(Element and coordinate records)
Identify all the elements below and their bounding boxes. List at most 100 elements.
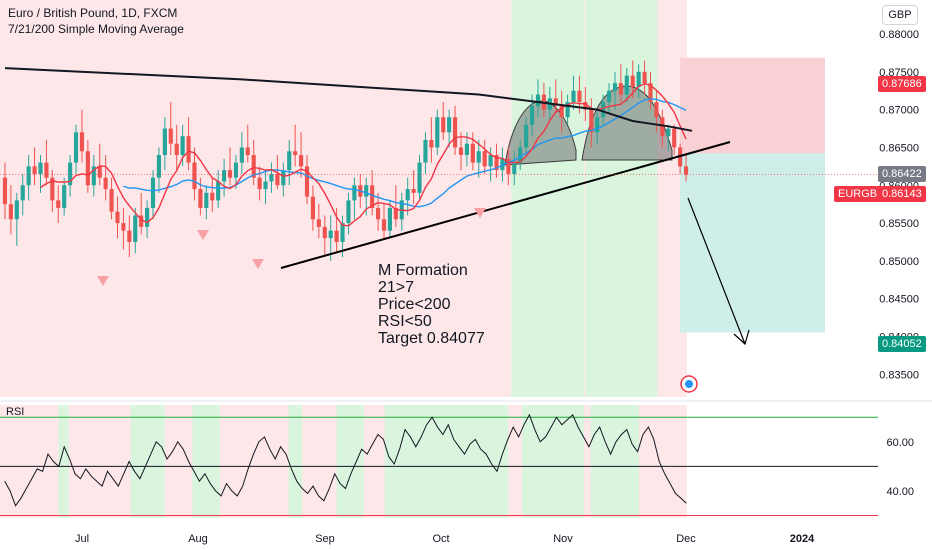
- candle-body: [452, 117, 458, 148]
- candle: [304, 155, 310, 205]
- candle-body: [441, 117, 446, 133]
- rsi-line: [4, 413, 687, 507]
- price-tick-7: 0.85000: [879, 256, 919, 268]
- candle-body: [535, 94, 541, 106]
- analysis-note: M Formation 21>7 Price<200 RSI<50 Target…: [378, 262, 485, 347]
- candle-body: [68, 162, 73, 186]
- price-tick-4: 0.86500: [879, 142, 919, 154]
- candle-body: [411, 189, 416, 193]
- candle: [127, 215, 132, 258]
- candle: [91, 155, 96, 197]
- candle-body: [133, 215, 138, 242]
- candle: [38, 155, 43, 193]
- candle-body: [103, 177, 108, 190]
- candle-body: [192, 162, 197, 190]
- candle: [381, 204, 387, 239]
- candle-body: [109, 189, 114, 212]
- candle-body: [121, 223, 126, 231]
- sma-200-line: [4, 67, 693, 132]
- time-tick-Oct: Oct: [432, 533, 449, 545]
- candle: [458, 132, 464, 171]
- note-line-4: RSI<50: [378, 313, 432, 330]
- candle-body: [429, 139, 434, 148]
- candle: [32, 147, 37, 186]
- candle: [376, 192, 381, 231]
- sell-signal-marker-4: [474, 208, 486, 218]
- symbol-tag: EURGBP: [834, 186, 889, 202]
- candle-body: [488, 155, 493, 167]
- candle-body: [387, 207, 392, 231]
- candle-body: [553, 98, 558, 106]
- candle: [287, 139, 292, 186]
- candle-body: [91, 166, 96, 186]
- candle-body: [405, 189, 410, 201]
- candle: [68, 155, 73, 197]
- candle-body: [589, 109, 594, 133]
- candle: [2, 162, 8, 220]
- time-tick-Dec: Dec: [676, 533, 696, 545]
- candle-body: [417, 162, 422, 193]
- candle: [239, 132, 244, 174]
- candle-body: [464, 143, 469, 156]
- candle-body: [115, 211, 120, 224]
- rsi-band-green-6: [384, 405, 509, 518]
- candle-body: [304, 166, 310, 197]
- sell-signal-marker-3: [252, 259, 264, 269]
- candle: [553, 79, 558, 114]
- currency-button[interactable]: GBP: [882, 5, 918, 25]
- candle: [571, 75, 576, 110]
- candle-body: [38, 162, 43, 174]
- note-line-5: Target 0.84077: [378, 330, 485, 347]
- candle-body: [518, 147, 523, 163]
- candle-body: [180, 136, 185, 156]
- candle: [73, 124, 79, 174]
- candle-body: [618, 83, 623, 95]
- candle-body: [340, 223, 345, 242]
- candle-body: [269, 173, 274, 182]
- candle-body: [506, 158, 511, 174]
- candle-body: [571, 90, 576, 103]
- candle: [162, 117, 167, 171]
- candle: [85, 139, 90, 193]
- candle-body: [186, 136, 191, 163]
- projection-arrowhead: [733, 329, 750, 346]
- replay-icon-dot: [685, 380, 693, 388]
- candle-body: [257, 177, 262, 190]
- candle: [589, 98, 594, 148]
- candle: [103, 155, 108, 201]
- candle-body: [624, 75, 629, 95]
- candle: [435, 109, 440, 156]
- candle-body: [310, 196, 315, 220]
- candle-body: [139, 215, 144, 227]
- stop-loss-zone: [680, 57, 825, 154]
- candle-body: [145, 207, 150, 227]
- candle-body: [636, 71, 641, 87]
- candle: [636, 64, 641, 99]
- candle: [524, 117, 529, 156]
- candle-body: [44, 162, 49, 178]
- candle: [79, 109, 85, 163]
- candle-body: [150, 177, 156, 208]
- candle-body: [14, 200, 19, 220]
- candle: [310, 185, 315, 231]
- candle-body: [346, 200, 351, 224]
- candle-body: [156, 155, 162, 178]
- candle-body: [583, 102, 588, 110]
- candle: [429, 117, 434, 163]
- note-line-3: Price<200: [378, 296, 451, 313]
- candle-body: [666, 128, 671, 137]
- candle-body: [630, 75, 635, 87]
- candle-body: [565, 102, 570, 118]
- candle-body: [174, 143, 179, 156]
- candle: [210, 177, 215, 212]
- candle: [14, 192, 19, 246]
- candle: [109, 177, 114, 220]
- candle-body: [458, 147, 464, 156]
- candle: [139, 192, 144, 235]
- candle: [245, 124, 250, 163]
- candle-body: [654, 102, 659, 118]
- candle-body: [204, 192, 209, 208]
- candle: [559, 90, 564, 133]
- candle-body: [97, 166, 102, 178]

[Task]: Copy out, unchanged, the entries from the line containing "- candle-body: [452, 117, 458, 148]" through the line containing "- candle: [91, 155, 96, 197]", with both of those lines included.

[Answer to this problem]:
- candle-body: [452, 117, 458, 148]
- candle: [304, 155, 310, 205]
- candle-body: [441, 117, 446, 133]
- rsi-line: [4, 413, 687, 507]
- price-tick-7: 0.85000: [879, 256, 919, 268]
- candle-body: [535, 94, 541, 106]
- analysis-note: M Formation 21>7 Price<200 RSI<50 Target…: [378, 262, 485, 347]
- candle-body: [68, 162, 73, 186]
- price-tick-4: 0.86500: [879, 142, 919, 154]
- candle-body: [411, 189, 416, 193]
- candle: [127, 215, 132, 258]
- candle: [91, 155, 96, 197]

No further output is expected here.